WHAT IS ASKED –
Change each "embodiment" in the listing below to "variant" and leave every other character as it is.
**** PROVIDED MATERIAL ****
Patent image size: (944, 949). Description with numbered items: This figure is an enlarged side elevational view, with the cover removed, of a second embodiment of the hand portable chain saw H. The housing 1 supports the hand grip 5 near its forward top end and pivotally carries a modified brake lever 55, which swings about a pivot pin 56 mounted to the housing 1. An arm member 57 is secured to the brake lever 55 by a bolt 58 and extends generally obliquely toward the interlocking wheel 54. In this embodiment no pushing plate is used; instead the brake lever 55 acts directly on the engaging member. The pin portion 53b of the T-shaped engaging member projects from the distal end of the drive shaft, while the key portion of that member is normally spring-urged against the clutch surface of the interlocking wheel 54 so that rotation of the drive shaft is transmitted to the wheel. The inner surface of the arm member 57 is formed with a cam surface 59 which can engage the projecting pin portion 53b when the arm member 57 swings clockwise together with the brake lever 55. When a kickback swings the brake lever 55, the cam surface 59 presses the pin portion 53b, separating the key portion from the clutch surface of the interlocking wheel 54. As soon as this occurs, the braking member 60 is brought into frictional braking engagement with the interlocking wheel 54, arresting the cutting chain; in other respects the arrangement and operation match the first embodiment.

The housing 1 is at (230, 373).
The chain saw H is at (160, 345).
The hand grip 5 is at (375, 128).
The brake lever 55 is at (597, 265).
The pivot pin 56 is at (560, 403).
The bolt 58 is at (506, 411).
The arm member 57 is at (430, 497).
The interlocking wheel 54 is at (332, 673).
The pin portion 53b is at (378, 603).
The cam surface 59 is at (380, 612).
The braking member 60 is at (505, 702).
****
EXPECTED ANSWER –
Patent image size: (944, 949). Description with numbered items: This figure is an enlarged side elevational view, with the cover removed, of a second variant of the hand portable chain saw H. The housing 1 supports the hand grip 5 near its forward top end and pivotally carries a modified brake lever 55, which swings about a pivot pin 56 mounted to the housing 1. An arm member 57 is secured to the brake lever 55 by a bolt 58 and extends generally obliquely toward the interlocking wheel 54. In this variant no pushing plate is used; instead the brake lever 55 acts directly on the engaging member. The pin portion 53b of the T-shaped engaging member projects from the distal end of the drive shaft, while the key portion of that member is normally spring-urged against the clutch surface of the interlocking wheel 54 so that rotation of the drive shaft is transmitted to the wheel. The inner surface of the arm member 57 is formed with a cam surface 59 which can engage the projecting pin portion 53b when the arm member 57 swings clockwise together with the brake lever 55. When a kickback swings the brake lever 55, the cam surface 59 presses the pin portion 53b, separating the key portion from the clutch surface of the interlocking wheel 54. As soon as this occurs, the braking member 60 is brought into frictional braking engagement with the interlocking wheel 54, arresting the cutting chain; in other respects the arrangement and operation match the first variant.

The housing 1 is at (230, 373).
The chain saw H is at (160, 345).
The hand grip 5 is at (375, 128).
The brake lever 55 is at (597, 265).
The pivot pin 56 is at (560, 403).
The bolt 58 is at (506, 411).
The arm member 57 is at (430, 497).
The interlocking wheel 54 is at (332, 673).
The pin portion 53b is at (378, 603).
The cam surface 59 is at (380, 612).
The braking member 60 is at (505, 702).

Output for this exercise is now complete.